Data section.
┏━━
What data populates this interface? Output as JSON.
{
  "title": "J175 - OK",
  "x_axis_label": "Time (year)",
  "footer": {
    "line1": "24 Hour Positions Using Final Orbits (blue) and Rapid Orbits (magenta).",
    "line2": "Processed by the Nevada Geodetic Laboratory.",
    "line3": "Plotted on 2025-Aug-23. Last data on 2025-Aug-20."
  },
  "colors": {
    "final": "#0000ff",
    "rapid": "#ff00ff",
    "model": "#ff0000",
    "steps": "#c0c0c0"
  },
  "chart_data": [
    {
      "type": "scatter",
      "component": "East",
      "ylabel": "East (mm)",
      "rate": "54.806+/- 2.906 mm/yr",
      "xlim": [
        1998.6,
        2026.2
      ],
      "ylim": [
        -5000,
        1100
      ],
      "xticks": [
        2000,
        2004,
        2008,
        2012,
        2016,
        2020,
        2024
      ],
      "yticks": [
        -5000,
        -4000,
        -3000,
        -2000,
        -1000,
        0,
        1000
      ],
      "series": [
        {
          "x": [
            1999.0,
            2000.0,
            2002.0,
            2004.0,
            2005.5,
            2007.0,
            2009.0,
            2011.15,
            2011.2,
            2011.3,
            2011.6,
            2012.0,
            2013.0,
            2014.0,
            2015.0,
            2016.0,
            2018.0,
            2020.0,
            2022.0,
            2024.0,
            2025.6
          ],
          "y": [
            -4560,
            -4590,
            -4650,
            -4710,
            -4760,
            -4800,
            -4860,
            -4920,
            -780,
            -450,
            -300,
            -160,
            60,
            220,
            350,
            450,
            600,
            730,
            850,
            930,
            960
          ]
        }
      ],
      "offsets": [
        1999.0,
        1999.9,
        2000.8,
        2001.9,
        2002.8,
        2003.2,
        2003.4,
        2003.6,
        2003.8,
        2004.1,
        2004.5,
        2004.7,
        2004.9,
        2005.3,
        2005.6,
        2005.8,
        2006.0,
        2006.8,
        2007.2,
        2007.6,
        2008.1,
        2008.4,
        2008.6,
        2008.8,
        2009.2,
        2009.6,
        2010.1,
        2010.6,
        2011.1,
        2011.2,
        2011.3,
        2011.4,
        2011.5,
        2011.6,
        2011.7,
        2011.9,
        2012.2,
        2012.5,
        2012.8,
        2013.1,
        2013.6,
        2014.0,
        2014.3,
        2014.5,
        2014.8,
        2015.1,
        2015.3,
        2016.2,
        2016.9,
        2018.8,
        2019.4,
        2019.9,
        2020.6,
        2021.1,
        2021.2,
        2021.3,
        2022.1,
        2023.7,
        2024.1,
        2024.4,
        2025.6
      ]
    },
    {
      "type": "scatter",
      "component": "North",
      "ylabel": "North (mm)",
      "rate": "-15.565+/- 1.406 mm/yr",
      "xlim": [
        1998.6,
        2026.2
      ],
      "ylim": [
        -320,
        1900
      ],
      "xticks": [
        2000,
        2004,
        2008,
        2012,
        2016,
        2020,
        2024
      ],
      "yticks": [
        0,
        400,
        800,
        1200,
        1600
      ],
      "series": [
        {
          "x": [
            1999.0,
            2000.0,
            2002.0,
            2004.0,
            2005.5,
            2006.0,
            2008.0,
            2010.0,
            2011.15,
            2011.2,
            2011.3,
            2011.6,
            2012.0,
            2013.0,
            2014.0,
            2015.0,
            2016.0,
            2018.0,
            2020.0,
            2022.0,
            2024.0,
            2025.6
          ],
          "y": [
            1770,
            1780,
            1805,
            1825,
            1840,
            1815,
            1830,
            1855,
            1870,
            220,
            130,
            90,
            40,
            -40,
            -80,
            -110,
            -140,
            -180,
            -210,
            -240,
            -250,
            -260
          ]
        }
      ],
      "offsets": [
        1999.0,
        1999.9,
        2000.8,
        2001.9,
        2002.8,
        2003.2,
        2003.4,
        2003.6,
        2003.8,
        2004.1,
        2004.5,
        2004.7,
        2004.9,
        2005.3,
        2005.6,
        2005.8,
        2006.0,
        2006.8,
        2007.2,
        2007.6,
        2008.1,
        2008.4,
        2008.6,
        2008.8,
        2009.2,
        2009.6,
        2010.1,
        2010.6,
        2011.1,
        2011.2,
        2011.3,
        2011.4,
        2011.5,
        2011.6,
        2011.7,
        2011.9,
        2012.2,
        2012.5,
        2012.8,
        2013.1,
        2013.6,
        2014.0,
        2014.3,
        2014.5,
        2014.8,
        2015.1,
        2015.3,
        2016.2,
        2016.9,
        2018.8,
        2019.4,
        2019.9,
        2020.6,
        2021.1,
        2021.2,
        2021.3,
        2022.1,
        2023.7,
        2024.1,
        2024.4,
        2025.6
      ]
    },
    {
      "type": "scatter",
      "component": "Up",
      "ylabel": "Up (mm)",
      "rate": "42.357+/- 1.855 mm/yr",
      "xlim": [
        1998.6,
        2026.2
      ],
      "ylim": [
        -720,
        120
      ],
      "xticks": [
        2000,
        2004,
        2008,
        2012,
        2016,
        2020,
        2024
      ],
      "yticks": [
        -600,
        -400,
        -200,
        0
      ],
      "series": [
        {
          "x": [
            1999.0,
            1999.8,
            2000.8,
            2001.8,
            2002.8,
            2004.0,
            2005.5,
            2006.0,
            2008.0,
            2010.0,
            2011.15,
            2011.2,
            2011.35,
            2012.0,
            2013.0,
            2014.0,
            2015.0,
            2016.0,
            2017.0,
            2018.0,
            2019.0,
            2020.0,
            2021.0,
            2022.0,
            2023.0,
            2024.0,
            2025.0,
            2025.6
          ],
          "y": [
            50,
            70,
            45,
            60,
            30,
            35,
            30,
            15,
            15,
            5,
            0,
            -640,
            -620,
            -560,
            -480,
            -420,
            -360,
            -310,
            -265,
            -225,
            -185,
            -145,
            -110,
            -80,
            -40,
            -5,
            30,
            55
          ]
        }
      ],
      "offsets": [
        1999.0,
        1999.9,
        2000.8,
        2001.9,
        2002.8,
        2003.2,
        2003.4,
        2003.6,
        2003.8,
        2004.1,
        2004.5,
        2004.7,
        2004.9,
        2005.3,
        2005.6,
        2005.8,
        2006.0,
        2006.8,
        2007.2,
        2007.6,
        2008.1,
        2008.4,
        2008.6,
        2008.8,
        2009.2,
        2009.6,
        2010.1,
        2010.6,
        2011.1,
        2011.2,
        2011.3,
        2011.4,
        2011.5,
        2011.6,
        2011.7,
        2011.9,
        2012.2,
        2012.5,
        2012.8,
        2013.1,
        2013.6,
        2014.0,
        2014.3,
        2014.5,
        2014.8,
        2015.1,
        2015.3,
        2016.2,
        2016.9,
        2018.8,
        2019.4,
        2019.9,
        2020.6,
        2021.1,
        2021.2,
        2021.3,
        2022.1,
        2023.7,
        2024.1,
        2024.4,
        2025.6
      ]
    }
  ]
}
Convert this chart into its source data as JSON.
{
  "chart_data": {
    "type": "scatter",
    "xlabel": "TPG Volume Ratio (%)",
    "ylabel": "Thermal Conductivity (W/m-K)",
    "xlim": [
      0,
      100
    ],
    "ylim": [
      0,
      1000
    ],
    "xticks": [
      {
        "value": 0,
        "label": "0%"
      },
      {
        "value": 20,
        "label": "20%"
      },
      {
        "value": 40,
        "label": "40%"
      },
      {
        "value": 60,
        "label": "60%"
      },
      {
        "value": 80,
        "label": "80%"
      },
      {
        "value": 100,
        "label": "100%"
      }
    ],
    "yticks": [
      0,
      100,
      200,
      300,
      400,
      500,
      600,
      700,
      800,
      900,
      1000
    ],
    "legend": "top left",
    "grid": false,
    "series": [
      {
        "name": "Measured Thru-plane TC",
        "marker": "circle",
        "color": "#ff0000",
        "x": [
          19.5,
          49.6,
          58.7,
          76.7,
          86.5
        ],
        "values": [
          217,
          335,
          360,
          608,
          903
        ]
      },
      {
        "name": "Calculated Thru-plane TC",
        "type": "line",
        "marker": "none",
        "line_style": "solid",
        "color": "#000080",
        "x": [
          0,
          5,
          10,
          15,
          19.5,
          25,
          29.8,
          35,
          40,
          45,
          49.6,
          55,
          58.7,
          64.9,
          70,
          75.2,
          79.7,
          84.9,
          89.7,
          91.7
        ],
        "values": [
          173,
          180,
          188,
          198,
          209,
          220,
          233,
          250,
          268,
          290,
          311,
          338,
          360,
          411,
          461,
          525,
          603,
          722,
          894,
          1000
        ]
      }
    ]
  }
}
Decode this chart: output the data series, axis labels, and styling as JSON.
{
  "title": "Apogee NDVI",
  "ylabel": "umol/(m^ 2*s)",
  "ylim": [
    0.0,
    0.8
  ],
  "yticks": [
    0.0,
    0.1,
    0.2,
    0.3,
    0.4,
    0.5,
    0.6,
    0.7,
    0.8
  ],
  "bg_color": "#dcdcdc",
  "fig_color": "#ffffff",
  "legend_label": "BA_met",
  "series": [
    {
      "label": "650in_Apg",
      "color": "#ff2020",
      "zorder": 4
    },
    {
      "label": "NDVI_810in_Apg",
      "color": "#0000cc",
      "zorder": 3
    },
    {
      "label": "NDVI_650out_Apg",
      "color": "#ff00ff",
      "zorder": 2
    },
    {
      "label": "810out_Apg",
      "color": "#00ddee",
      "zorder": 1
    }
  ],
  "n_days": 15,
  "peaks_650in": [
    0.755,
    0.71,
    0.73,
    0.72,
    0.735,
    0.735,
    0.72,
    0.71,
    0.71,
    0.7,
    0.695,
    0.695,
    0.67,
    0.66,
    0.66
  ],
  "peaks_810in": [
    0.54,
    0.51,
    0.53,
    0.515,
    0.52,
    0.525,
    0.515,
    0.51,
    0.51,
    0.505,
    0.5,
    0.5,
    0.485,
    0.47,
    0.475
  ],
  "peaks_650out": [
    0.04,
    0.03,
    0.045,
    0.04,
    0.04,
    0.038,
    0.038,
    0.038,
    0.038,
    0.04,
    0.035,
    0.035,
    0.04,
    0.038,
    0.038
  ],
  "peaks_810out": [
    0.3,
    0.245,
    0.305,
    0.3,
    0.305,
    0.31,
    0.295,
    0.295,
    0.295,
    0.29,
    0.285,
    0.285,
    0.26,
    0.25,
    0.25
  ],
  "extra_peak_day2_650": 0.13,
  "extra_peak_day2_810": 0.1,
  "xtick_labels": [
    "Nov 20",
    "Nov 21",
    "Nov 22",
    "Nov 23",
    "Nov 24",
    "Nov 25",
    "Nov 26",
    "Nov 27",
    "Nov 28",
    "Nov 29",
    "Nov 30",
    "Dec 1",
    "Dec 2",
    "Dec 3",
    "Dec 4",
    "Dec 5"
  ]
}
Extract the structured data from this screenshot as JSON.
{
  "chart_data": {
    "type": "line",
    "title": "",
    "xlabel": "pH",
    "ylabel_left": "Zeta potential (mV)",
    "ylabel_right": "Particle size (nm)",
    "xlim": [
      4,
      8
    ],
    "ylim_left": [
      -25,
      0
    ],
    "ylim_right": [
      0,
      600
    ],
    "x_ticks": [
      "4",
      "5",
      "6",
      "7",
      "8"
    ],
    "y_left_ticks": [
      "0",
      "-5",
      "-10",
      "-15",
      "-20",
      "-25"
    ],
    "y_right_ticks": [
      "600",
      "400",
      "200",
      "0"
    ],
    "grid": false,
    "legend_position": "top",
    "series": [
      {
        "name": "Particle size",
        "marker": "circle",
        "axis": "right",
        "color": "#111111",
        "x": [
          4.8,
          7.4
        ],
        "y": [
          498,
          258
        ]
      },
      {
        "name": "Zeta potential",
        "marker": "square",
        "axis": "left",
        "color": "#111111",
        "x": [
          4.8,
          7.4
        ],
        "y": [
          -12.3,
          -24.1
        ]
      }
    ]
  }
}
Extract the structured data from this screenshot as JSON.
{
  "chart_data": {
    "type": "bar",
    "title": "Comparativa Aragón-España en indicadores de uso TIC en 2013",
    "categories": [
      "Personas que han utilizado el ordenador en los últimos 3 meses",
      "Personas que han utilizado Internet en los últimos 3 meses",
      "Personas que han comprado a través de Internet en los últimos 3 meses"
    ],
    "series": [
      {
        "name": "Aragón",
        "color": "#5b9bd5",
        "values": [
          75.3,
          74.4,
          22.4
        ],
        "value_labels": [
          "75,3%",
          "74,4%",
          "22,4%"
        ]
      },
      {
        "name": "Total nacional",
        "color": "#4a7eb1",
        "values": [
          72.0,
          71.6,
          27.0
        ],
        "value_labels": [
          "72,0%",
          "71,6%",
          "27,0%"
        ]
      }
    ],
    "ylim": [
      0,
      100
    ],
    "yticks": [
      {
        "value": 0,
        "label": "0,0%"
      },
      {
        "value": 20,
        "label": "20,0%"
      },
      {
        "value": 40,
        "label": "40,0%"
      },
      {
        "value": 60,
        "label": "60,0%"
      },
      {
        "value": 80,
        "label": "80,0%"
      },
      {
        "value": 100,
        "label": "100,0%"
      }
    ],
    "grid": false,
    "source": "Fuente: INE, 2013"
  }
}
┗━━
To be done.
Copy out every line of the material above that mentions the word "plane".

Task response.
        "name": "Measured Thru-plane TC",
        "name": "Calculated Thru-plane TC",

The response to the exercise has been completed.